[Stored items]
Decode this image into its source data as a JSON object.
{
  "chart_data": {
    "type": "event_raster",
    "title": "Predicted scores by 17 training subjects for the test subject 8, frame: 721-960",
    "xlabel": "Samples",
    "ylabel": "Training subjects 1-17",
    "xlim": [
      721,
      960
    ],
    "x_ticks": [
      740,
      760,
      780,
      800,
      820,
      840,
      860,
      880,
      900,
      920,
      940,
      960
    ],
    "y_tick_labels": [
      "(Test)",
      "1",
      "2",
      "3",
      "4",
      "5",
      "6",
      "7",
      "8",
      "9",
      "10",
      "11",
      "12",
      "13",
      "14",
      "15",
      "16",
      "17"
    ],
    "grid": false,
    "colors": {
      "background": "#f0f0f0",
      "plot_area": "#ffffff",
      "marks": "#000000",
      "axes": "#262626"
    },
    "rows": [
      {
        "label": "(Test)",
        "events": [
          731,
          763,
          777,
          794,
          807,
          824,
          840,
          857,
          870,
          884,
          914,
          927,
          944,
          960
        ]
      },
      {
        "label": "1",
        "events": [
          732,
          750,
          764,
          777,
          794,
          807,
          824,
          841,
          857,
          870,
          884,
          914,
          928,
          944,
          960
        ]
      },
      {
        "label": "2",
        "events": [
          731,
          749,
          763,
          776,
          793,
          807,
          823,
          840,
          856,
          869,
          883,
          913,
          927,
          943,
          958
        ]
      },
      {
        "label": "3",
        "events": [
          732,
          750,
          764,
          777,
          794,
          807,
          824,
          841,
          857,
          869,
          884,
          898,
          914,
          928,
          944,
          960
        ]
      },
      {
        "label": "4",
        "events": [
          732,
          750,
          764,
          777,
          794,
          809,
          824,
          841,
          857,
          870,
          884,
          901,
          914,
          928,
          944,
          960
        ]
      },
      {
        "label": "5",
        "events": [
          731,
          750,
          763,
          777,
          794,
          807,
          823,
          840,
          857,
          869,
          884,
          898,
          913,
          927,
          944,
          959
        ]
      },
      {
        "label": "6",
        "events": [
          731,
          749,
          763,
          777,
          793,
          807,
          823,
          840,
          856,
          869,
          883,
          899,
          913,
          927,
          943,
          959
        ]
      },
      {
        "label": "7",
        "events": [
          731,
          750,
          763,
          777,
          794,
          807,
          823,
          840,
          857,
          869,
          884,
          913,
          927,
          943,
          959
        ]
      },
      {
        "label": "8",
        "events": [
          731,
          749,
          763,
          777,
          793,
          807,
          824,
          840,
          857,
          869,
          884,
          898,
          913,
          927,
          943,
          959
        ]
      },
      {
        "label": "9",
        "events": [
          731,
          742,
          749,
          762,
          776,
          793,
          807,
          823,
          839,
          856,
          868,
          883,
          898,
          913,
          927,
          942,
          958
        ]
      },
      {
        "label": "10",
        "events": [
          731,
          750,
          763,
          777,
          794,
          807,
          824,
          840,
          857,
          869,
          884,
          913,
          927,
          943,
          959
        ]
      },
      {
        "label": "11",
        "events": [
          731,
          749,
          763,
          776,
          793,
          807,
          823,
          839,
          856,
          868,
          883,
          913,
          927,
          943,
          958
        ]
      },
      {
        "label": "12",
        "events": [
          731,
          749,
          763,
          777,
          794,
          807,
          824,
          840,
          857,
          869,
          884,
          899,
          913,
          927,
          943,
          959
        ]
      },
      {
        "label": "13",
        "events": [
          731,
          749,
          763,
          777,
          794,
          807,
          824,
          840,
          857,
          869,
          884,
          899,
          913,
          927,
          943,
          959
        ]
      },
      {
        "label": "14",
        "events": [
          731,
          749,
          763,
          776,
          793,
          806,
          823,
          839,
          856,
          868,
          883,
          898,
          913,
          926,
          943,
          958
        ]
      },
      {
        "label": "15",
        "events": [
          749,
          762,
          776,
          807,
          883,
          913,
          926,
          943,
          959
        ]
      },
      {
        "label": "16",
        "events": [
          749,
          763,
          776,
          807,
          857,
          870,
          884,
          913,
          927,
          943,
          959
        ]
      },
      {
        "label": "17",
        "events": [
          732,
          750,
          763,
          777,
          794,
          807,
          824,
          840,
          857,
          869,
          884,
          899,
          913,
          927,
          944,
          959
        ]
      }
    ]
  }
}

## WHAT THE TASK REQUIRES
Determine the number of lines in these entries that contain the word "subjects", and write only that number.

## IN RESPONSE
2